## Goal of the exercise:
Can you copy every one of the following rows, keeping each character the same?

--------------------------------

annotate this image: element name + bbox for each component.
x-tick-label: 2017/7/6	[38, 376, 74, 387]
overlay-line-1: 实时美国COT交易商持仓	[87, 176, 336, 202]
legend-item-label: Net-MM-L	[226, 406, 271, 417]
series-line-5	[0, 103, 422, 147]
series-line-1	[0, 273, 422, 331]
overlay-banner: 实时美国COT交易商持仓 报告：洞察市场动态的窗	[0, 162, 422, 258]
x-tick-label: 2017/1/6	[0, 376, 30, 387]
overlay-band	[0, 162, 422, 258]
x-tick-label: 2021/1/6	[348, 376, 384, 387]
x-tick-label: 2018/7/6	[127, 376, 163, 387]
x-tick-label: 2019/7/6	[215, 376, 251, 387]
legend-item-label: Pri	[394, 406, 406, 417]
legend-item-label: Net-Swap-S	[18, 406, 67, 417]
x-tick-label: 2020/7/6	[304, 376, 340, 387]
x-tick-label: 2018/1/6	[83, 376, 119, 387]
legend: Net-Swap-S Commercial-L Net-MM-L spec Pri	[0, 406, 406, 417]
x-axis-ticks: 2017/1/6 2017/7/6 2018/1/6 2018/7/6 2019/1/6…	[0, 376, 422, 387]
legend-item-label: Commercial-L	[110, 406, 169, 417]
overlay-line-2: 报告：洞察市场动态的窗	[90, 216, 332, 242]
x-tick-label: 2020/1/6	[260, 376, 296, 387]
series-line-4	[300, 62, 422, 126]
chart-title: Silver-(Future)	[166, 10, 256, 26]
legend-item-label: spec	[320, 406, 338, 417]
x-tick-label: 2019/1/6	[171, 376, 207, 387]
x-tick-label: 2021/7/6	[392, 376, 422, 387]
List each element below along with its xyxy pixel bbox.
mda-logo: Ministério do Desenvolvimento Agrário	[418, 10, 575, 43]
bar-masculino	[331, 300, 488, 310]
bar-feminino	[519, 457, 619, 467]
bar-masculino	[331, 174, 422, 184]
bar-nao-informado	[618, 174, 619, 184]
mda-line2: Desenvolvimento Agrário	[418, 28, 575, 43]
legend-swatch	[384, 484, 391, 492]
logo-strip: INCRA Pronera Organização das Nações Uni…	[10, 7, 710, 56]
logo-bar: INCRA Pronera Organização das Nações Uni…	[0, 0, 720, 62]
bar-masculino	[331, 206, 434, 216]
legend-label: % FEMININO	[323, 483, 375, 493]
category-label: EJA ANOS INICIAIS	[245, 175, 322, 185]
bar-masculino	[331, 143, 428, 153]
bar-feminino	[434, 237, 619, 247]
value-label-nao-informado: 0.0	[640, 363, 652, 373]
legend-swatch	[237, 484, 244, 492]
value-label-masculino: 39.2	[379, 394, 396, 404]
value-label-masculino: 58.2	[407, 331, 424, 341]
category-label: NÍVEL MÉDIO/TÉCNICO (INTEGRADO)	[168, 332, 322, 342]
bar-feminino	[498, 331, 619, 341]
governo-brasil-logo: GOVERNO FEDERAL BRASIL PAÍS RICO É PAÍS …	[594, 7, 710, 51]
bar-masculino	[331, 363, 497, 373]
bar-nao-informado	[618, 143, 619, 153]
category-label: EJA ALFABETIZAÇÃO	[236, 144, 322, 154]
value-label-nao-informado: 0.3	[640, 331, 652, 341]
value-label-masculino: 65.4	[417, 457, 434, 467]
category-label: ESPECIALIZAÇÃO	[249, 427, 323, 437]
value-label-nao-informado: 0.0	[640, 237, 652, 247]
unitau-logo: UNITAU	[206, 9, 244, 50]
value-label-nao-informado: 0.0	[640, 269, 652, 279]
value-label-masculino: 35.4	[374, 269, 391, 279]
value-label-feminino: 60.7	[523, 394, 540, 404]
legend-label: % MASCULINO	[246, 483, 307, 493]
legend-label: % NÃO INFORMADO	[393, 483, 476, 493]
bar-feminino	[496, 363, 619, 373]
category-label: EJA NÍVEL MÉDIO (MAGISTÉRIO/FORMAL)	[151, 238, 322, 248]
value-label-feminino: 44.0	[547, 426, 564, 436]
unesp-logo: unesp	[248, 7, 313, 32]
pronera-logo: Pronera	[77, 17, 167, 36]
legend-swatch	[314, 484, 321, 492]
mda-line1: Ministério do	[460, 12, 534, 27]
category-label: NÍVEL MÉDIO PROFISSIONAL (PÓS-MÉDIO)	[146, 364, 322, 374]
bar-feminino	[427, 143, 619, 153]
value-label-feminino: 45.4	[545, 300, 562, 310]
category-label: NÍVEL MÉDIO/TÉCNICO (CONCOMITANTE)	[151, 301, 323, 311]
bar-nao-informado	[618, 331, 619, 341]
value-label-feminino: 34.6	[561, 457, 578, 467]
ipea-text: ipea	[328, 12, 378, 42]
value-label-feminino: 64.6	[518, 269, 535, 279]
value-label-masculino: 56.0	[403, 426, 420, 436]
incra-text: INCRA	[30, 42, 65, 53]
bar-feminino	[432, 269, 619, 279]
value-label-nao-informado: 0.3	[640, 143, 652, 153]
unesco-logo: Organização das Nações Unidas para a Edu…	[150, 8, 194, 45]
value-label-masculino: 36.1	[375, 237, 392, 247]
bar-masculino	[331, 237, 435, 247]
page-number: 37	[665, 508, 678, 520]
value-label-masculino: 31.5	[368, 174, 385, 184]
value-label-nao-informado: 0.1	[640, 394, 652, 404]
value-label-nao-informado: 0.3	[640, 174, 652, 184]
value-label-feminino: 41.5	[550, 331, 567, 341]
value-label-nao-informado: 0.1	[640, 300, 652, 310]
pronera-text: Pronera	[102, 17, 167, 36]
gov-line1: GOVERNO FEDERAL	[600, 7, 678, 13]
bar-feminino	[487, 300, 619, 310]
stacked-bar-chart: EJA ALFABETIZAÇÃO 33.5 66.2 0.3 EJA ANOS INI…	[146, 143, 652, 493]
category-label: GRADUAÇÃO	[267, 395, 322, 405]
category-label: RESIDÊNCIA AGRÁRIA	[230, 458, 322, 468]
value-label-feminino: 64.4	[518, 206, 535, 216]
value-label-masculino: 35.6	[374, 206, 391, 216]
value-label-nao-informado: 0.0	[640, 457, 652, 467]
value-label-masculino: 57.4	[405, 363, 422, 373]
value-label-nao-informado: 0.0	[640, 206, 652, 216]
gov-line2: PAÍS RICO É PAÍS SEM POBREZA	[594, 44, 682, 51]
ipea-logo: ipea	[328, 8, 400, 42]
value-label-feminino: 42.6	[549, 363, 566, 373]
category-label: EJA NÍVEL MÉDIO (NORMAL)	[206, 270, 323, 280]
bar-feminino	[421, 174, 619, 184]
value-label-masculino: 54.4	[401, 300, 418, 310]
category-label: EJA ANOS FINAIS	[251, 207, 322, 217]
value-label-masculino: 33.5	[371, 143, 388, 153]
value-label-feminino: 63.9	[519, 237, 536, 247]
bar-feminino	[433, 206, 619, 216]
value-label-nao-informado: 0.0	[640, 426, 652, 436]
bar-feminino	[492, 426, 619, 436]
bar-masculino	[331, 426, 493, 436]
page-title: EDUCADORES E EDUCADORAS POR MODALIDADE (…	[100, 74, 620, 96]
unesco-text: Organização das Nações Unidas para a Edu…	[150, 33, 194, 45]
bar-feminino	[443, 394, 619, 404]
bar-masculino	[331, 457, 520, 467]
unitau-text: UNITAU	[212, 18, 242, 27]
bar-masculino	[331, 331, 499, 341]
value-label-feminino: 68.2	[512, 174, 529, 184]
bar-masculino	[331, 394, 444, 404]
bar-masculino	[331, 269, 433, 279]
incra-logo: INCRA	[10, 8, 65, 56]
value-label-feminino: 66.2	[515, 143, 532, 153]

--------------------------------

## Correct result:
annotate this image: element name + bbox for each component.
x-tick-label: 2017/7/6	[38, 376, 74, 387]
overlay-line-1: 实时美国COT交易商持仓	[87, 176, 336, 202]
legend-item-label: Net-MM-L	[226, 406, 271, 417]
series-line-5	[0, 103, 422, 147]
series-line-1	[0, 273, 422, 331]
overlay-banner: 实时美国COT交易商持仓 报告：洞察市场动态的窗	[0, 162, 422, 258]
x-tick-label: 2017/1/6	[0, 376, 30, 387]
overlay-band	[0, 162, 422, 258]
x-tick-label: 2021/1/6	[348, 376, 384, 387]
x-tick-label: 2018/7/6	[127, 376, 163, 387]
x-tick-label: 2019/7/6	[215, 376, 251, 387]
legend-item-label: Pri	[394, 406, 406, 417]
legend-item-label: Net-Swap-S	[18, 406, 67, 417]
x-tick-label: 2020/7/6	[304, 376, 340, 387]
x-tick-label: 2018/1/6	[83, 376, 119, 387]
legend: Net-Swap-S Commercial-L Net-MM-L spec Pri	[0, 406, 406, 417]
x-axis-ticks: 2017/1/6 2017/7/6 2018/1/6 2018/7/6 2019/1/6…	[0, 376, 422, 387]
legend-item-label: Commercial-L	[110, 406, 169, 417]
overlay-line-2: 报告：洞察市场动态的窗	[90, 216, 332, 242]
x-tick-label: 2020/1/6	[260, 376, 296, 387]
series-line-4	[300, 62, 422, 126]
chart-title: Silver-(Future)	[166, 10, 256, 26]
legend-item-label: spec	[320, 406, 338, 417]
x-tick-label: 2019/1/6	[171, 376, 207, 387]
x-tick-label: 2021/7/6	[392, 376, 422, 387]
List each element below along with its xyxy pixel bbox.
mda-logo: Ministério do Desenvolvimento Agrário	[418, 10, 575, 43]
bar-masculino	[331, 300, 488, 310]
bar-feminino	[519, 457, 619, 467]
bar-masculino	[331, 174, 422, 184]
bar-nao-informado	[618, 174, 619, 184]
mda-line2: Desenvolvimento Agrário	[418, 28, 575, 43]
legend-swatch	[384, 484, 391, 492]
logo-strip: INCRA Pronera Organização das Nações Uni…	[10, 7, 710, 56]
logo-bar: INCRA Pronera Organização das Nações Uni…	[0, 0, 720, 62]
bar-masculino	[331, 206, 434, 216]
legend-label: % FEMININO	[323, 483, 375, 493]
category-label: EJA ANOS INICIAIS	[245, 175, 322, 185]
bar-masculino	[331, 143, 428, 153]
bar-feminino	[434, 237, 619, 247]
value-label-nao-informado: 0.0	[640, 363, 652, 373]
legend-swatch	[237, 484, 244, 492]
value-label-masculino: 39.2	[379, 394, 396, 404]
value-label-masculino: 58.2	[407, 331, 424, 341]
category-label: NÍVEL MÉDIO/TÉCNICO (INTEGRADO)	[168, 332, 322, 342]
bar-feminino	[498, 331, 619, 341]
governo-brasil-logo: GOVERNO FEDERAL BRASIL PAÍS RICO É PAÍS …	[594, 7, 710, 51]
bar-masculino	[331, 363, 497, 373]
bar-nao-informado	[618, 143, 619, 153]
category-label: EJA ALFABETIZAÇÃO	[236, 144, 322, 154]
value-label-nao-informado: 0.3	[640, 331, 652, 341]
value-label-masculino: 65.4	[417, 457, 434, 467]
category-label: ESPECIALIZAÇÃO	[249, 427, 323, 437]
value-label-nao-informado: 0.0	[640, 237, 652, 247]
unitau-logo: UNITAU	[206, 9, 244, 50]
value-label-nao-informado: 0.0	[640, 269, 652, 279]
value-label-masculino: 35.4	[374, 269, 391, 279]
value-label-feminino: 60.7	[523, 394, 540, 404]
legend-label: % MASCULINO	[246, 483, 307, 493]
legend-label: % NÃO INFORMADO	[393, 483, 476, 493]
bar-feminino	[496, 363, 619, 373]
category-label: EJA NÍVEL MÉDIO (MAGISTÉRIO/FORMAL)	[151, 238, 322, 248]
value-label-feminino: 44.0	[547, 426, 564, 436]
unesp-logo: unesp	[248, 7, 313, 32]
pronera-logo: Pronera	[77, 17, 167, 36]
legend-swatch	[314, 484, 321, 492]
mda-line1: Ministério do	[460, 12, 534, 27]
category-label: NÍVEL MÉDIO PROFISSIONAL (PÓS-MÉDIO)	[146, 364, 322, 374]
bar-feminino	[427, 143, 619, 153]
value-label-feminino: 45.4	[545, 300, 562, 310]
category-label: NÍVEL MÉDIO/TÉCNICO (CONCOMITANTE)	[151, 301, 323, 311]
bar-nao-informado	[618, 331, 619, 341]
value-label-feminino: 34.6	[561, 457, 578, 467]
ipea-text: ipea	[328, 12, 378, 42]
value-label-feminino: 64.6	[518, 269, 535, 279]
value-label-masculino: 56.0	[403, 426, 420, 436]
incra-text: INCRA	[30, 42, 65, 53]
bar-feminino	[432, 269, 619, 279]
value-label-nao-informado: 0.3	[640, 143, 652, 153]
unesco-logo: Organização das Nações Unidas para a Edu…	[150, 8, 194, 45]
value-label-masculino: 36.1	[375, 237, 392, 247]
bar-masculino	[331, 237, 435, 247]
page-number: 37	[665, 508, 678, 520]
value-label-masculino: 31.5	[368, 174, 385, 184]
value-label-nao-informado: 0.1	[640, 394, 652, 404]
value-label-nao-informado: 0.3	[640, 174, 652, 184]
value-label-feminino: 41.5	[550, 331, 567, 341]
value-label-nao-informado: 0.1	[640, 300, 652, 310]
pronera-text: Pronera	[102, 17, 167, 36]
gov-line1: GOVERNO FEDERAL	[600, 7, 678, 13]
bar-feminino	[487, 300, 619, 310]
stacked-bar-chart: EJA ALFABETIZAÇÃO 33.5 66.2 0.3 EJA ANOS INI…	[146, 143, 652, 493]
category-label: GRADUAÇÃO	[267, 395, 322, 405]
category-label: RESIDÊNCIA AGRÁRIA	[230, 458, 322, 468]
value-label-feminino: 64.4	[518, 206, 535, 216]
value-label-masculino: 35.6	[374, 206, 391, 216]
value-label-nao-informado: 0.0	[640, 457, 652, 467]
value-label-masculino: 57.4	[405, 363, 422, 373]
value-label-nao-informado: 0.0	[640, 206, 652, 216]
gov-line2: PAÍS RICO É PAÍS SEM POBREZA	[594, 44, 682, 51]
ipea-logo: ipea	[328, 8, 400, 42]
value-label-feminino: 42.6	[549, 363, 566, 373]
category-label: EJA NÍVEL MÉDIO (NORMAL)	[206, 270, 323, 280]
bar-feminino	[421, 174, 619, 184]
value-label-masculino: 54.4	[401, 300, 418, 310]
category-label: EJA ANOS FINAIS	[251, 207, 322, 217]
value-label-masculino: 33.5	[371, 143, 388, 153]
value-label-feminino: 63.9	[519, 237, 536, 247]
bar-feminino	[433, 206, 619, 216]
value-label-nao-informado: 0.0	[640, 426, 652, 436]
bar-feminino	[492, 426, 619, 436]
bar-masculino	[331, 426, 493, 436]
page-title: EDUCADORES E EDUCADORAS POR MODALIDADE (…	[100, 74, 620, 96]
unesco-text: Organização das Nações Unidas para a Edu…	[150, 33, 194, 45]
bar-feminino	[443, 394, 619, 404]
bar-masculino	[331, 457, 520, 467]
unitau-text: UNITAU	[212, 18, 242, 27]
bar-masculino	[331, 331, 499, 341]
value-label-feminino: 68.2	[512, 174, 529, 184]
bar-masculino	[331, 394, 444, 404]
bar-masculino	[331, 269, 433, 279]
incra-logo: INCRA	[10, 8, 65, 56]
value-label-feminino: 66.2	[515, 143, 532, 153]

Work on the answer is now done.